### [What is asked]
Transcribe the records that follow. Keep every word exactly, and drop the pictures.

### [Material for the task]
****************

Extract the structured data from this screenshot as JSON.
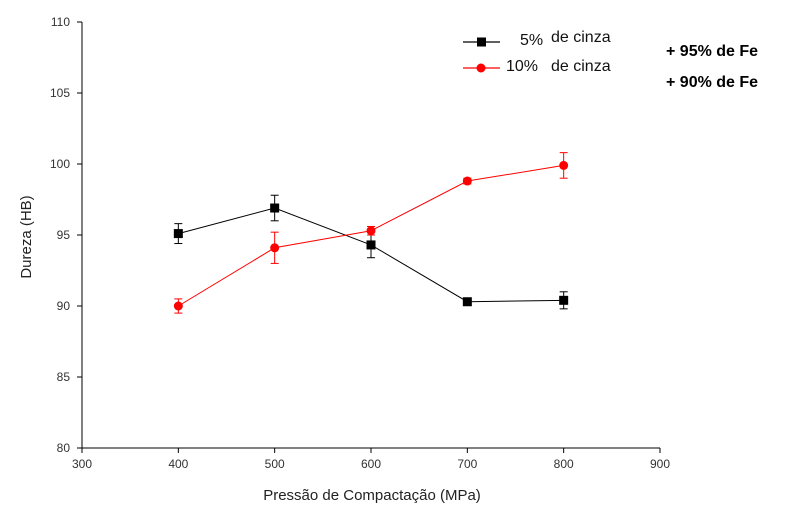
{
  "chart_data": {
    "type": "line",
    "title": "",
    "xlabel": "Pressão de Compactação (MPa)",
    "ylabel": "Dureza (HB)",
    "xlim": [
      300,
      900
    ],
    "ylim": [
      80,
      110
    ],
    "xticks": [
      300,
      400,
      500,
      600,
      700,
      800,
      900
    ],
    "yticks": [
      80,
      85,
      90,
      95,
      100,
      105,
      110
    ],
    "grid": false,
    "legend_position": "top-right",
    "series": [
      {
        "name_pct": "5%",
        "name_rest": "de cinza",
        "composition": "+ 95% de Fe",
        "color": "#000000",
        "marker": "square",
        "x": [
          400,
          500,
          600,
          700,
          800
        ],
        "y": [
          95.1,
          96.9,
          94.3,
          90.3,
          90.4
        ],
        "err": [
          0.7,
          0.9,
          0.9,
          0.2,
          0.6
        ]
      },
      {
        "name_pct": "10%",
        "name_rest": "de cinza",
        "composition": "+ 90% de Fe",
        "color": "#ff0000",
        "marker": "circle",
        "x": [
          400,
          500,
          600,
          700,
          800
        ],
        "y": [
          90.0,
          94.1,
          95.3,
          98.8,
          99.9
        ],
        "err": [
          0.5,
          1.1,
          0.3,
          0.2,
          0.9
        ]
      }
    ]
  }
}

****************

### [Output of the exercise]
Extract the structured data from this screenshot as JSON.
{
  "chart_data": {
    "type": "line",
    "title": "",
    "xlabel": "Pressão de Compactação (MPa)",
    "ylabel": "Dureza (HB)",
    "xlim": [
      300,
      900
    ],
    "ylim": [
      80,
      110
    ],
    "xticks": [
      300,
      400,
      500,
      600,
      700,
      800,
      900
    ],
    "yticks": [
      80,
      85,
      90,
      95,
      100,
      105,
      110
    ],
    "grid": false,
    "legend_position": "top-right",
    "series": [
      {
        "name_pct": "5%",
        "name_rest": "de cinza",
        "composition": "+ 95% de Fe",
        "color": "#000000",
        "marker": "square",
        "x": [
          400,
          500,
          600,
          700,
          800
        ],
        "y": [
          95.1,
          96.9,
          94.3,
          90.3,
          90.4
        ],
        "err": [
          0.7,
          0.9,
          0.9,
          0.2,
          0.6
        ]
      },
      {
        "name_pct": "10%",
        "name_rest": "de cinza",
        "composition": "+ 90% de Fe",
        "color": "#ff0000",
        "marker": "circle",
        "x": [
          400,
          500,
          600,
          700,
          800
        ],
        "y": [
          90.0,
          94.1,
          95.3,
          98.8,
          99.9
        ],
        "err": [
          0.5,
          1.1,
          0.3,
          0.2,
          0.9
        ]
      }
    ]
  }
}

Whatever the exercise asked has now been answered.